** Exercise directions **
Which lines in the material below contain the word "area"? Copy each of them.

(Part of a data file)
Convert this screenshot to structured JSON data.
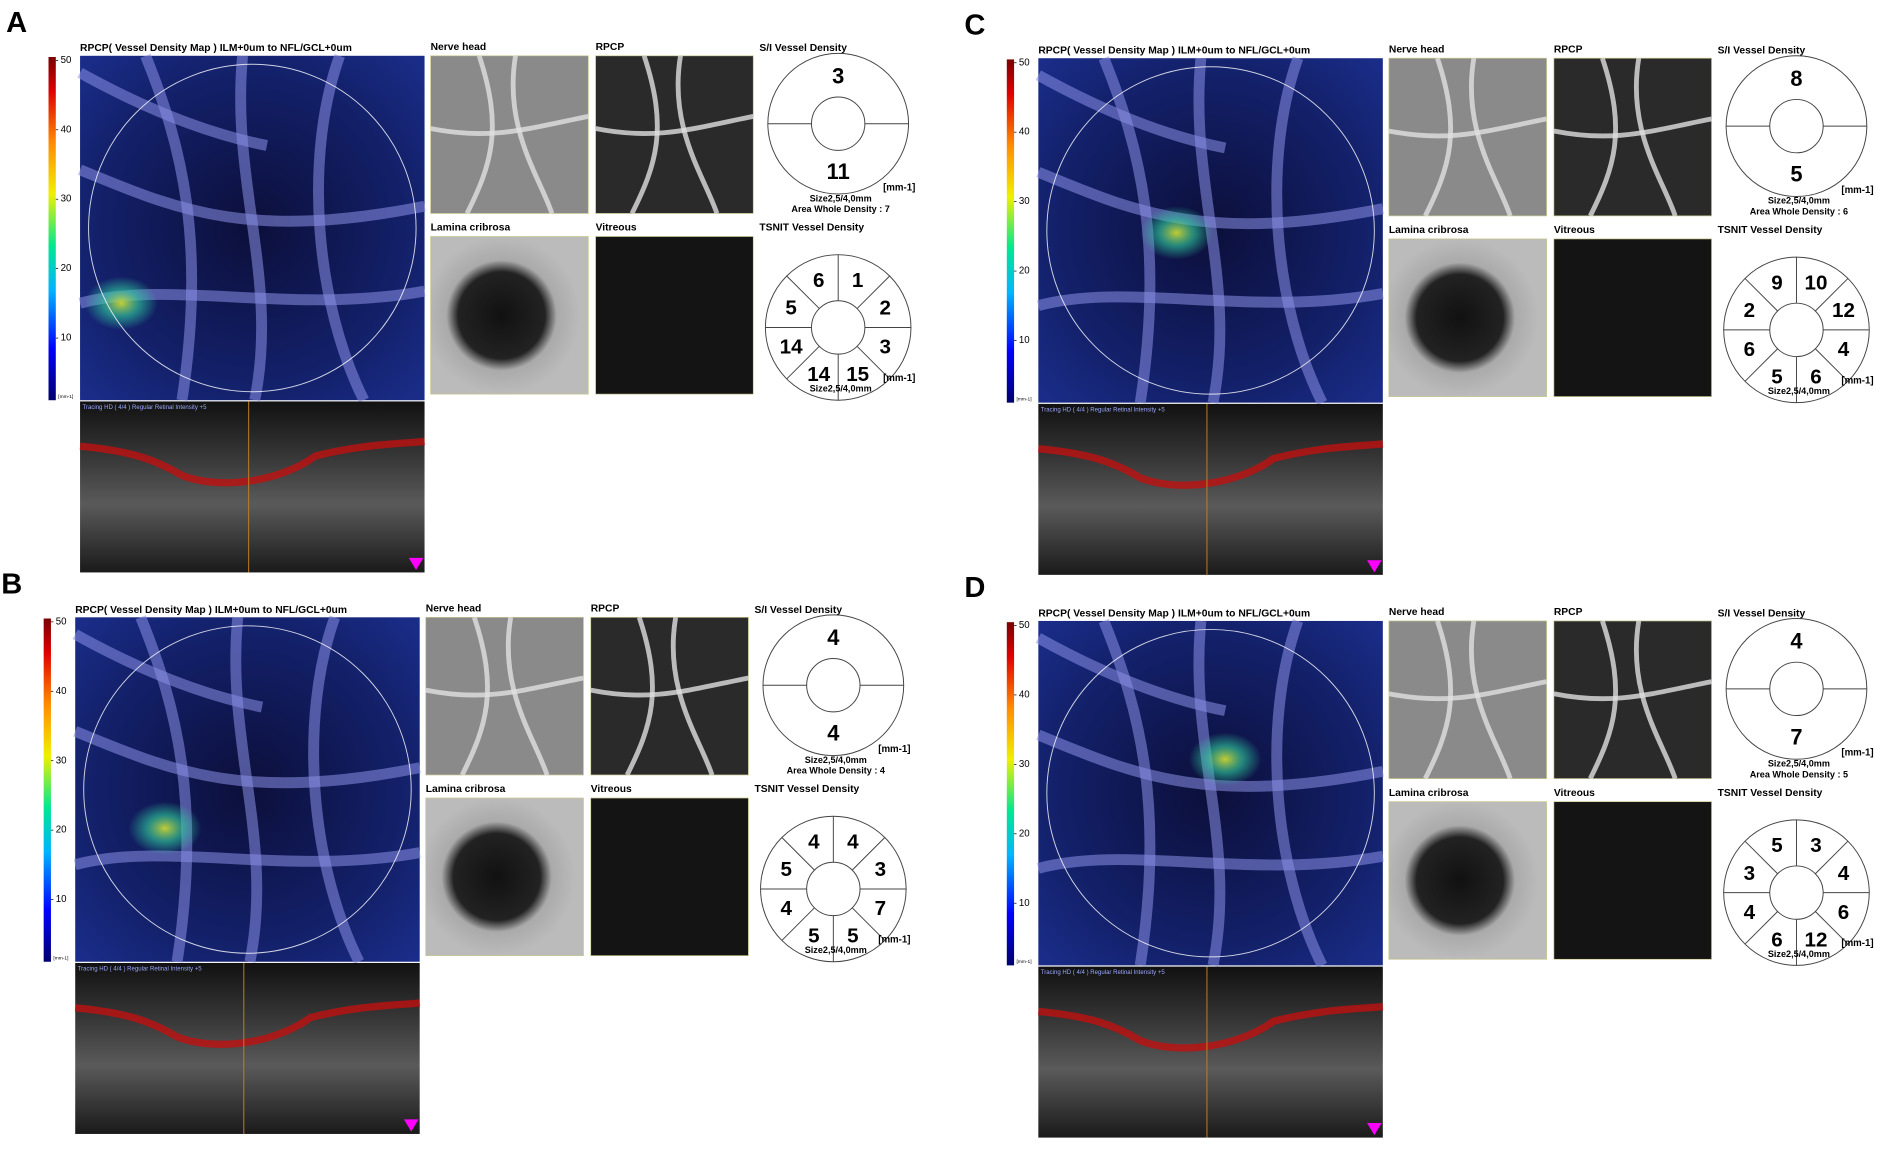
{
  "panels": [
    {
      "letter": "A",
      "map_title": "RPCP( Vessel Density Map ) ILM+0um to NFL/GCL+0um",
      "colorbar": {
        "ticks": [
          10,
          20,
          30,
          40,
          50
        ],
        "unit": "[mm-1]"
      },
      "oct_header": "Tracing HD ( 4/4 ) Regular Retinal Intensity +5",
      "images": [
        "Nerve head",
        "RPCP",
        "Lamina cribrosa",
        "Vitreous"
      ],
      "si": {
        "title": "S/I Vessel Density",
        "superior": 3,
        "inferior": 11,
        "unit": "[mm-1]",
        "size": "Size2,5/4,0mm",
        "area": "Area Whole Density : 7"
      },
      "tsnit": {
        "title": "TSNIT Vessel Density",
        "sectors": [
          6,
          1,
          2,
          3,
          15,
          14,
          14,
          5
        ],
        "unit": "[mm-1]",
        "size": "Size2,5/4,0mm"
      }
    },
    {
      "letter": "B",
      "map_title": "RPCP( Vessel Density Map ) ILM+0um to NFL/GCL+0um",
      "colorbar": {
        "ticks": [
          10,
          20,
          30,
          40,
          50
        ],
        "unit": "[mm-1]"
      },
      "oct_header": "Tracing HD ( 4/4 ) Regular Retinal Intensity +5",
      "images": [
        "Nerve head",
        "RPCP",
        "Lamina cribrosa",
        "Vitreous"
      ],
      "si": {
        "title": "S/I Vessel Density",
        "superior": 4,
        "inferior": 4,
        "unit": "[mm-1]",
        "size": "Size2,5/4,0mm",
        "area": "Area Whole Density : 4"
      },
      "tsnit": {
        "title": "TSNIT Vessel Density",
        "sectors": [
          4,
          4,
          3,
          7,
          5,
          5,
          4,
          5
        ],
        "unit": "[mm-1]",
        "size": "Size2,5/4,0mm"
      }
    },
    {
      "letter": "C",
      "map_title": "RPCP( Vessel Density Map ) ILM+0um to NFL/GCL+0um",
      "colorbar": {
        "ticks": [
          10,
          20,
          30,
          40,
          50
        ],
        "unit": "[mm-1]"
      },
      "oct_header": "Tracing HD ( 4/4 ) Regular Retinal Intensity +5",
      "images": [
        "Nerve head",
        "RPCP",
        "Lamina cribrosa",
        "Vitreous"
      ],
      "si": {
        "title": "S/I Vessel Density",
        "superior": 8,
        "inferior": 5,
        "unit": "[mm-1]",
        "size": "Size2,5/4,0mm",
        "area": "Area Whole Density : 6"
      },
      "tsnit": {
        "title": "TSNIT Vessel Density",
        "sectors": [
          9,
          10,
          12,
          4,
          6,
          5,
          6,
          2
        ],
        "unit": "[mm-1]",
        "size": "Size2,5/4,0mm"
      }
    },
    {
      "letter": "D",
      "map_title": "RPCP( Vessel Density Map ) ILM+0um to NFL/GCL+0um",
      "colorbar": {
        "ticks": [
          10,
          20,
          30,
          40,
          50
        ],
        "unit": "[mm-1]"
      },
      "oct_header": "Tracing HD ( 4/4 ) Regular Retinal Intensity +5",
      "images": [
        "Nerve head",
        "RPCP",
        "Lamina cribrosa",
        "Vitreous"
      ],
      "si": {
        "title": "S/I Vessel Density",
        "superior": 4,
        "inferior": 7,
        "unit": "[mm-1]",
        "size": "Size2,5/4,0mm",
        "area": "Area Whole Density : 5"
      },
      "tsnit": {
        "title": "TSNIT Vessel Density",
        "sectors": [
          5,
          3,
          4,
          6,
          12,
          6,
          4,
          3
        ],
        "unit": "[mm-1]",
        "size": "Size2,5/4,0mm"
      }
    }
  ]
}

** Answer below **
        "area": "Area Whole Density : 7"
        "area": "Area Whole Density : 4"
        "area": "Area Whole Density : 6"
        "area": "Area Whole Density : 5"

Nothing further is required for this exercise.